Anybody got a mop?
How many times during my New Orleans life did we tape up the windows, watch the Weather Channel, and wonder if this would be the one that would actually hit? We had some amazing storms, but they were never as big as predicted and the hurricane parties were always good fun.
I guess, as Zelda Rose used to sing at the Can Can Cabaret, Everything Must Change.
Calld my ex, Kevin, on Sunday to make sure he was being a good boy and was getting the hell out of town before Katrina and her waves rolled in. Good news was he and his mom had already left. Better news was he's now the wedding director of a big church down there. It makes me smile that Blanche De Bris has gone from sticking fingers up boys' butts during Oz's weekly Calendar Boy competition to planning French Quarter nuptials for straight people.
I spent four amazing years in New Orleans, and it's heartbreaking to see it all such a mess. Watched the NBC national news coverage of it last night on CNBC International -- places fresh in my memory are potentially destroyed. It's frustrating to not be able to pinpoint the damage ... what about my friends' houses? I see Kenner's underwater, but what about the Marigny and the Garden District? And if I'm having these questions (15 years later and and ocean away), what are the folks who are evacuated and don't know if they have homes to go home to? Not knowing is the worst ... especially when it's your own life and not a fond memory.
80% of the city is now underwater, and water was still rising last night. Of the hundreds of thousands of people who evacuated, many now have nothing real to come home to. Lives, and livelihoods, have literally been washed away.
Over the past couple months I've been dwelling a lot on the impermanence of things, contemplating the choices we make to find balance between control and surrender. This week nature, a force stronger than any of us, reminds us that as much as we think we might have some control ... well, things are just things and they’re easily destroyed.
There’s a lot of rebuilding to be done. Not just New Orleans, but the whole Gulf coast. Saw some shots of Biloxi last night ... the aquarium totally destroyed. I wonder if any of the critters have survived their unexpected return to the wild blue(ish) ocean?
The "city that care forgot" certainly has more than her share of them now. Send help if you can.
August 30, 2005
I've spent some time with the ghost of Kafka and did not turn into a cockroach.
As a city, Prague is perhaps not quite as liveable as Barcelona, but I'll definitely be back. There's an energy that I can't quite yet describe ... almost haunted. The gothic towers and the sculptures on top of almost every building (not to mention the Charles Bridge) gave me the sense of being watched, or at least of being not alone, the whole time I was there. Not in a threatening way brave new world way, but in a connected, here's something to tap into and be creative way. There's a sense of art and community and vitality that seems to come out of a history of oppression.
Bottom line -- a beautiful city with friendly people, strong coffee and cheap beer.
Feeling a little post-holiday blah today. Need to tap into that "back-to-school" feeling. Maybe a new notebook or a some retro Pee-Chee folders. I wonder if there's a Mean Girls lunchbox? That would be so fetch.

*GIVEN DATA:*

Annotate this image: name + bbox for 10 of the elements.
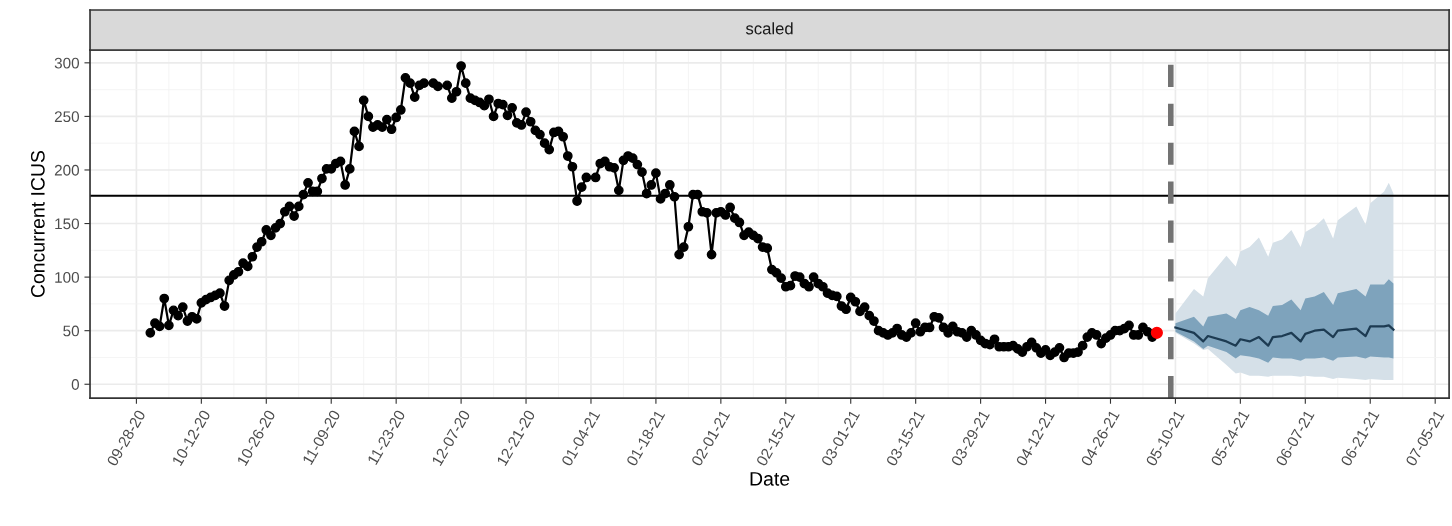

*GIVEN TASK:*
Copy the section of the blog entry that begins with the words "I guess, as" and ends with "for straight people.", changing "wedding director" to "event planner". The data are separate material, unrelated to the blog entry.

*EXERCISE ANSWER:*
I guess, as Zelda Rose used to sing at the Can Can Cabaret, Everything Must Change.
Calld my ex, Kevin, on Sunday to make sure he was being a good boy and was getting the hell out of town before Katrina and her waves rolled in. Good news was he and his mom had already left. Better news was he's now the event planner of a big church down there. It makes me smile that Blanche De Bris has gone from sticking fingers up boys' butts during Oz's weekly Calendar Boy competition to planning French Quarter nuptials for straight people.